Identify and reproduce every line holding the string "image".

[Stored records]
-- -- --

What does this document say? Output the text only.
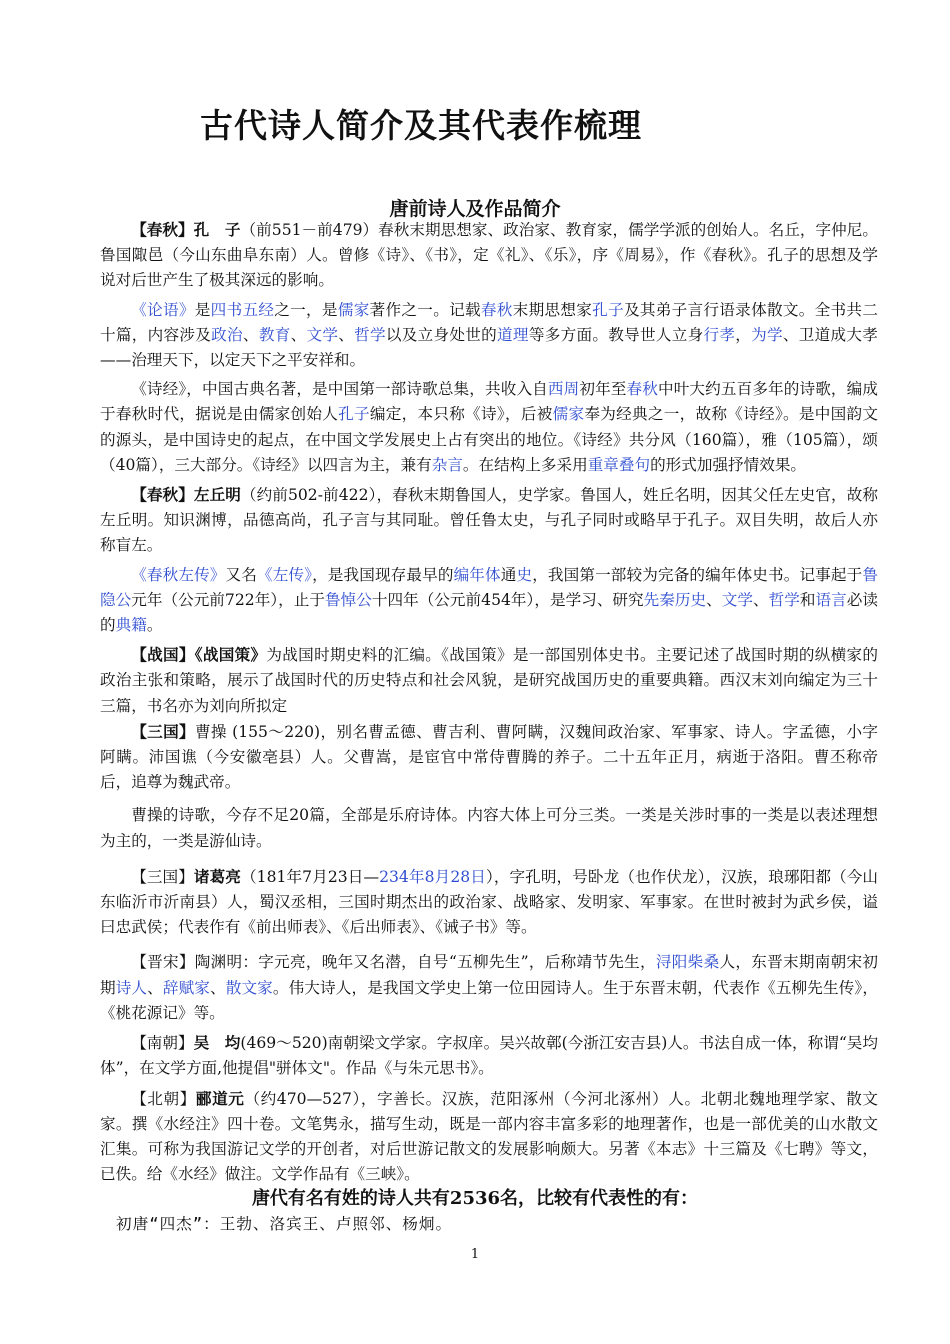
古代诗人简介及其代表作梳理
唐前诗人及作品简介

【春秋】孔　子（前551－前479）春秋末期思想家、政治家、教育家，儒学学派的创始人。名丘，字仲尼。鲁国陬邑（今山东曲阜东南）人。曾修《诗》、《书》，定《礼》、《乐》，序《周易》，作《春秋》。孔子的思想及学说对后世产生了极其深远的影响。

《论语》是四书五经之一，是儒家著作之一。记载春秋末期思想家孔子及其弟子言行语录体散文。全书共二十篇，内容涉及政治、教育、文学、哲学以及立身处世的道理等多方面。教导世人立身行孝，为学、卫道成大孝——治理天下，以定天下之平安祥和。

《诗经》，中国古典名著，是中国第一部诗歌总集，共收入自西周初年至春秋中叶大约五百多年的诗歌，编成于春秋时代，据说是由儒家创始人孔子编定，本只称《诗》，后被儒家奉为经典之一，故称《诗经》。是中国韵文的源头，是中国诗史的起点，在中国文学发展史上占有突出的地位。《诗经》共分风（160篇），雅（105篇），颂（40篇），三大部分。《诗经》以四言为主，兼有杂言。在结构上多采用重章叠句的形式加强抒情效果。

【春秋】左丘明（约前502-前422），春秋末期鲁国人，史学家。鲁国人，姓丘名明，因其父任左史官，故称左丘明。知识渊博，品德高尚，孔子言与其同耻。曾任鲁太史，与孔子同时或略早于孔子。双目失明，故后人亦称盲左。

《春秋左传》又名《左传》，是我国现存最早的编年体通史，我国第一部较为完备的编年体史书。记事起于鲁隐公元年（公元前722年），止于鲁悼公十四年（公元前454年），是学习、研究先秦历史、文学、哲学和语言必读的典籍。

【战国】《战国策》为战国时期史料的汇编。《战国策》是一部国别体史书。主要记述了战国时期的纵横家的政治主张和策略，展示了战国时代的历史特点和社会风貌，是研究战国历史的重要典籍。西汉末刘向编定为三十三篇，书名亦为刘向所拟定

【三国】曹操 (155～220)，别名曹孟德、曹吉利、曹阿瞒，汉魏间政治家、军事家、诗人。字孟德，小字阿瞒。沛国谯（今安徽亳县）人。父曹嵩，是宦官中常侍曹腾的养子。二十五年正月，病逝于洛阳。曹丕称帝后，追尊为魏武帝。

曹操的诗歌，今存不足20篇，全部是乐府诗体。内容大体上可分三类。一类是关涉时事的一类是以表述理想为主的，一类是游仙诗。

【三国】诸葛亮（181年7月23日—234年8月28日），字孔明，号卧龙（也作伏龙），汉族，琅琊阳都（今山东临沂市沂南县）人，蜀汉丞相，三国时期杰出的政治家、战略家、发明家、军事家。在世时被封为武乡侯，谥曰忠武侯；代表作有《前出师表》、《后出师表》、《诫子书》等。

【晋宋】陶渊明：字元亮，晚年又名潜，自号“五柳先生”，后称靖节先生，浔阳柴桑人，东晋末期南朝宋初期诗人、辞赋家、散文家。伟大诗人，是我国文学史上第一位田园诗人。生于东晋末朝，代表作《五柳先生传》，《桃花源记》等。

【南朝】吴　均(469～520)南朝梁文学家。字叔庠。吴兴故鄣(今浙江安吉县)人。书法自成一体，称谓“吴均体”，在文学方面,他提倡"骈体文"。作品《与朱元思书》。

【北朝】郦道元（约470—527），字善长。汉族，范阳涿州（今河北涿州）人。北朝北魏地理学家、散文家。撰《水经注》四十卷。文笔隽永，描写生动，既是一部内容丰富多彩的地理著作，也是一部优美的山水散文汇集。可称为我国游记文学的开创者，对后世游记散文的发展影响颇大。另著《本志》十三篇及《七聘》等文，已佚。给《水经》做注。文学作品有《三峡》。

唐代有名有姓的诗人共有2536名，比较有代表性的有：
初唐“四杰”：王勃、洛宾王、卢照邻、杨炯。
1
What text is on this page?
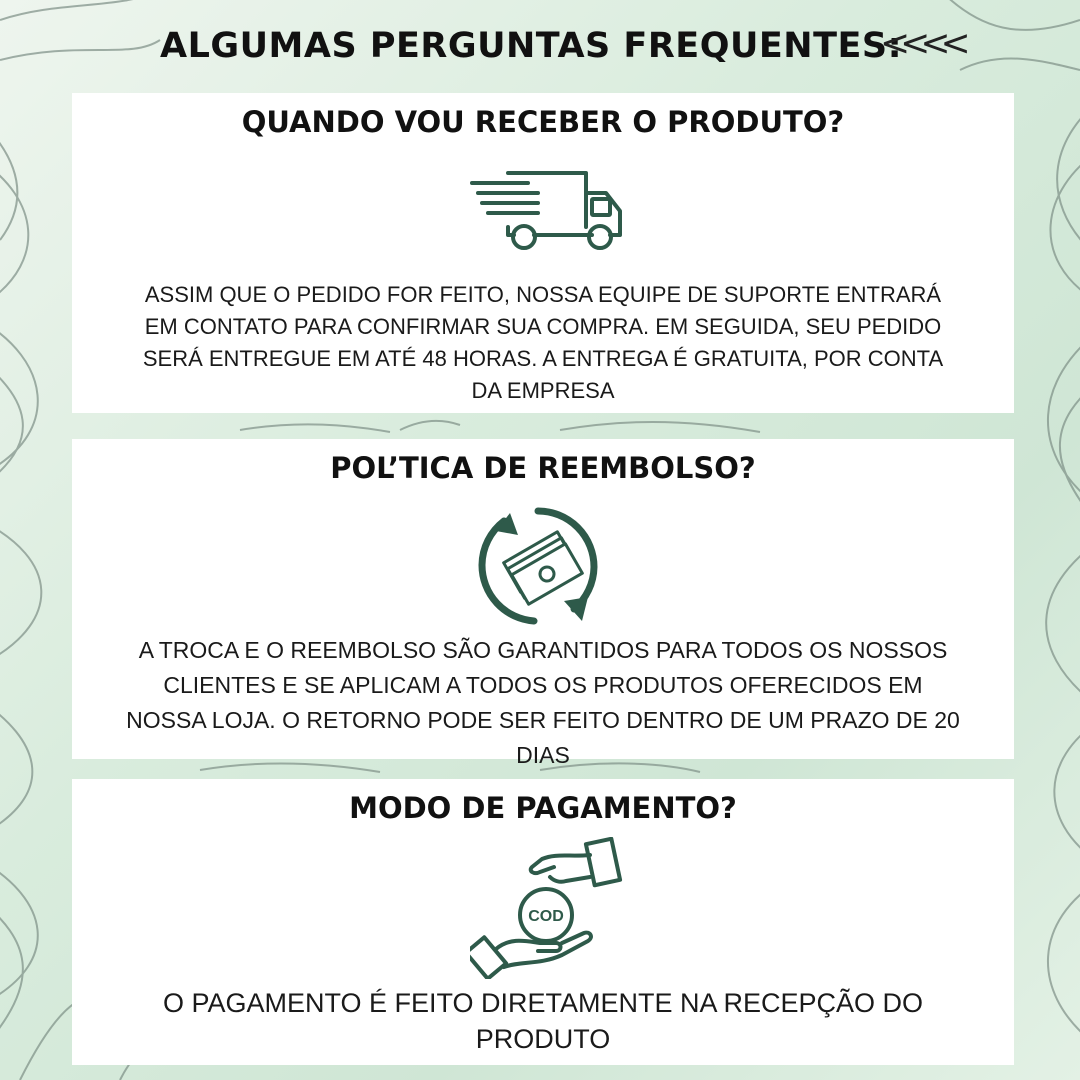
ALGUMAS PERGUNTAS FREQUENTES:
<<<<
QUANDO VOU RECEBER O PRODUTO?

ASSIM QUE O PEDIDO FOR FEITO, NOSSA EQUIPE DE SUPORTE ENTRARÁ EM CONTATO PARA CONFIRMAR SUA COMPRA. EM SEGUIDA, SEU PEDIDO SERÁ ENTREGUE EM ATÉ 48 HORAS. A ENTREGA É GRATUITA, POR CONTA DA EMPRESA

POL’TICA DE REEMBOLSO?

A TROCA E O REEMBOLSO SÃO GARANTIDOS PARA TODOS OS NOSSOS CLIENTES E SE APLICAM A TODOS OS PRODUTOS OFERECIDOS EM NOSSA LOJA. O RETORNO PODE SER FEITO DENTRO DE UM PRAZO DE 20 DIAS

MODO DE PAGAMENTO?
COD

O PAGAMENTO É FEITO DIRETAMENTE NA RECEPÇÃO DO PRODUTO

-- -- --

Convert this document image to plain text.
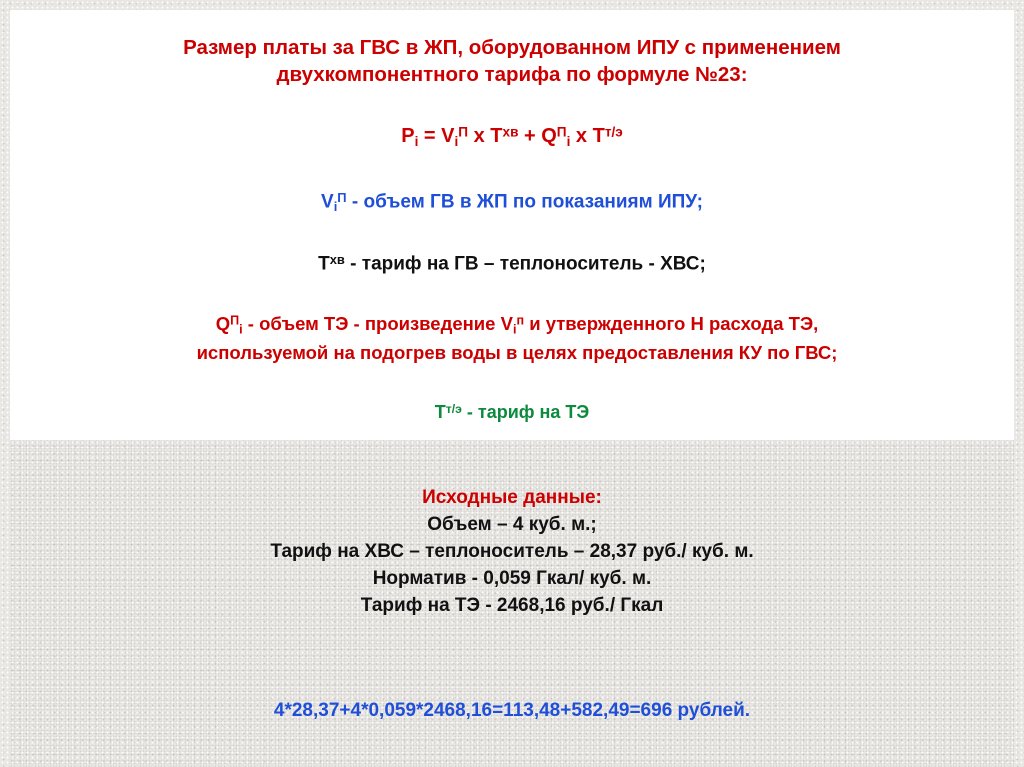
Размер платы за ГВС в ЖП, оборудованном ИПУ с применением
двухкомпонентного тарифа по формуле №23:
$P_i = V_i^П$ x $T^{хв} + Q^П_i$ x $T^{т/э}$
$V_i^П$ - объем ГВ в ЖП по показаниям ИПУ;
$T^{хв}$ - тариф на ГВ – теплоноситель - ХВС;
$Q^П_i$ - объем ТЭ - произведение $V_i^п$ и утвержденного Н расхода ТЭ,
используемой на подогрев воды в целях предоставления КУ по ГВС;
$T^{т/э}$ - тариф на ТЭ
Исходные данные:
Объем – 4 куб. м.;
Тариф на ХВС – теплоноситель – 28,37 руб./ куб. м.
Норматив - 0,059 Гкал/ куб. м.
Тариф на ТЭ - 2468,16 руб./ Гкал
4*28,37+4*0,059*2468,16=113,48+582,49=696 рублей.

-- -- --

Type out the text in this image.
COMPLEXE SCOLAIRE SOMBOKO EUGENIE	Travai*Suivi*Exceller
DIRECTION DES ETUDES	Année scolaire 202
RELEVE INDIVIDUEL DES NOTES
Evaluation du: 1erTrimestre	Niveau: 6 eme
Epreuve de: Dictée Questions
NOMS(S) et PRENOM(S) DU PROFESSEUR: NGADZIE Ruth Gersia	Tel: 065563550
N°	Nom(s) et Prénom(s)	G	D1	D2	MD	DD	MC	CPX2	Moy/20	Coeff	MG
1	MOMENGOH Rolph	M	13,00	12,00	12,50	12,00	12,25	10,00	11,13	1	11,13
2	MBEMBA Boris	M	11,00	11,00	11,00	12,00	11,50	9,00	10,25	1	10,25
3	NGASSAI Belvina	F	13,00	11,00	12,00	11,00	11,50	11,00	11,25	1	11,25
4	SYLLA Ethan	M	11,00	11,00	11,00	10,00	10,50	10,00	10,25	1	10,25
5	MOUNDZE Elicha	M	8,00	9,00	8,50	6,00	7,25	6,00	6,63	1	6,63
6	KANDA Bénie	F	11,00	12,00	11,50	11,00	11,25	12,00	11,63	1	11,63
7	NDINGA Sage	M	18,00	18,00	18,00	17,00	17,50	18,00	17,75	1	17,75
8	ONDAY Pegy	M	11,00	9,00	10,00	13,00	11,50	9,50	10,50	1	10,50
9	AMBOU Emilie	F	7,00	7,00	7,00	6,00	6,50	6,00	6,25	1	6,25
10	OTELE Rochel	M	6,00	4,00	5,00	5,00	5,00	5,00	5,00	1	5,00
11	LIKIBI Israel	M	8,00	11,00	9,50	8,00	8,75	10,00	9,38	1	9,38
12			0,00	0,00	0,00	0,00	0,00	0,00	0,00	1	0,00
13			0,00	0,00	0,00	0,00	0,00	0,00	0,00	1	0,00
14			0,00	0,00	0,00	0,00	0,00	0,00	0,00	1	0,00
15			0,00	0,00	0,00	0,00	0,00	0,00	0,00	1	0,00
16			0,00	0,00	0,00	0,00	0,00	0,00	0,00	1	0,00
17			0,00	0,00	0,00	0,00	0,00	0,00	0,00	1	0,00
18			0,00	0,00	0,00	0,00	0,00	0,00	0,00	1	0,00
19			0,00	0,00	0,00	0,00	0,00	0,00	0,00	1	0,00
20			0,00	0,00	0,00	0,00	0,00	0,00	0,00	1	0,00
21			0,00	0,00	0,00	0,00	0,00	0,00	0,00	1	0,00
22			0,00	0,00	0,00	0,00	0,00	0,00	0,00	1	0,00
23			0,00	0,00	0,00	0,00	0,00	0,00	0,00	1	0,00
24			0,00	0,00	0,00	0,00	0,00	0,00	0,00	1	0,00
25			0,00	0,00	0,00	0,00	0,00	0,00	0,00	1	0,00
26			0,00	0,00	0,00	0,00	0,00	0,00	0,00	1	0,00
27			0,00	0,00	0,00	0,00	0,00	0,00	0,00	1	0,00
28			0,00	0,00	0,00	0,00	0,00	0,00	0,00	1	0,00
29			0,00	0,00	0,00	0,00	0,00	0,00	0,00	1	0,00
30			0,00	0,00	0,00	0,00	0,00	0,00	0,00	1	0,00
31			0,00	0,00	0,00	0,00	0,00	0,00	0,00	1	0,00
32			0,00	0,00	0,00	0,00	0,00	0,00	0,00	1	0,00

-- -- --

[EXERCISE RESPONSE]
Convert this document image to plain text.
Type out the text in this image.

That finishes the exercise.